* begin Records for the task *

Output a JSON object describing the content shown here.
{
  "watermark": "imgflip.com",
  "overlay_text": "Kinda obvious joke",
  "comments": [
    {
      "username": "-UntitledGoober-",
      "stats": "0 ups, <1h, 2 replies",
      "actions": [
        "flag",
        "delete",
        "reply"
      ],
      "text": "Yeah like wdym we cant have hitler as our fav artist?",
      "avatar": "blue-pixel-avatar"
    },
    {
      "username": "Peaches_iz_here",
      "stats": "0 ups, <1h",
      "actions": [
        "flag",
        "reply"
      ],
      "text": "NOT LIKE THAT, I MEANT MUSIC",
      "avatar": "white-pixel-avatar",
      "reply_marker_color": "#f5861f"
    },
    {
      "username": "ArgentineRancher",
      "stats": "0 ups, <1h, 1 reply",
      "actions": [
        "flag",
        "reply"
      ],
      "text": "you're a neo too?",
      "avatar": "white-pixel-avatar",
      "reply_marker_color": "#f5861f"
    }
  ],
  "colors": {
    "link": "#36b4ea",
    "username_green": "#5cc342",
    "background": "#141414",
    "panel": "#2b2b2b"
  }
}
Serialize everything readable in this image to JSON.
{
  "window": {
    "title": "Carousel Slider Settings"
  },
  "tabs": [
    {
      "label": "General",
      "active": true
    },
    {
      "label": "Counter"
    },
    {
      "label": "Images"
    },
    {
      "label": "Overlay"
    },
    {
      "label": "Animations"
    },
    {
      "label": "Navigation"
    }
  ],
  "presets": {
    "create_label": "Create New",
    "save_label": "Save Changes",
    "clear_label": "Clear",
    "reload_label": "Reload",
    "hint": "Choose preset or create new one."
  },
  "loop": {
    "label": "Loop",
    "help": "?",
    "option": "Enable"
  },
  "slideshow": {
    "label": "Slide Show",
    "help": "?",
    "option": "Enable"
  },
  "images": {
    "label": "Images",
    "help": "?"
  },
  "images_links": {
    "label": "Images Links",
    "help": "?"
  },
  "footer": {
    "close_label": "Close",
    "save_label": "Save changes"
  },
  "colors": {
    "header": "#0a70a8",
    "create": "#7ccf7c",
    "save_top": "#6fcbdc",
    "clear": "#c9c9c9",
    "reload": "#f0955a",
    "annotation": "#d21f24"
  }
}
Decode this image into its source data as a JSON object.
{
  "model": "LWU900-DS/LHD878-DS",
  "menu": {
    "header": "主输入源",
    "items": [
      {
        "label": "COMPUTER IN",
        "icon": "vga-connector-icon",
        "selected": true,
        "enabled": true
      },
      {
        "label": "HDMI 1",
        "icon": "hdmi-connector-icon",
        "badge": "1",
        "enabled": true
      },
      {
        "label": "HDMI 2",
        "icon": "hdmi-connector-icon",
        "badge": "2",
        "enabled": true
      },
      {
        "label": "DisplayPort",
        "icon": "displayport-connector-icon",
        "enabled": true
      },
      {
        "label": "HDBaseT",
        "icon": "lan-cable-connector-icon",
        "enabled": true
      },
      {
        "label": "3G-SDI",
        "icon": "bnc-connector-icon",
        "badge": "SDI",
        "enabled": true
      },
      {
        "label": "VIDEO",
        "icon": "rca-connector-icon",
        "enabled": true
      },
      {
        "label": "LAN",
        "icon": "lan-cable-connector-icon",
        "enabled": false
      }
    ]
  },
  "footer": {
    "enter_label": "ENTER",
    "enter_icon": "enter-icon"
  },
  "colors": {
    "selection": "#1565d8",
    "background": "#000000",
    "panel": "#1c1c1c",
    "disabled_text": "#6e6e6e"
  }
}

* end Records for the task *

Show the lines of the data that hold the word "JSON".

Output a JSON object describing the content shown here.
Serialize everything readable in this image to JSON.
Decode this image into its source data as a JSON object.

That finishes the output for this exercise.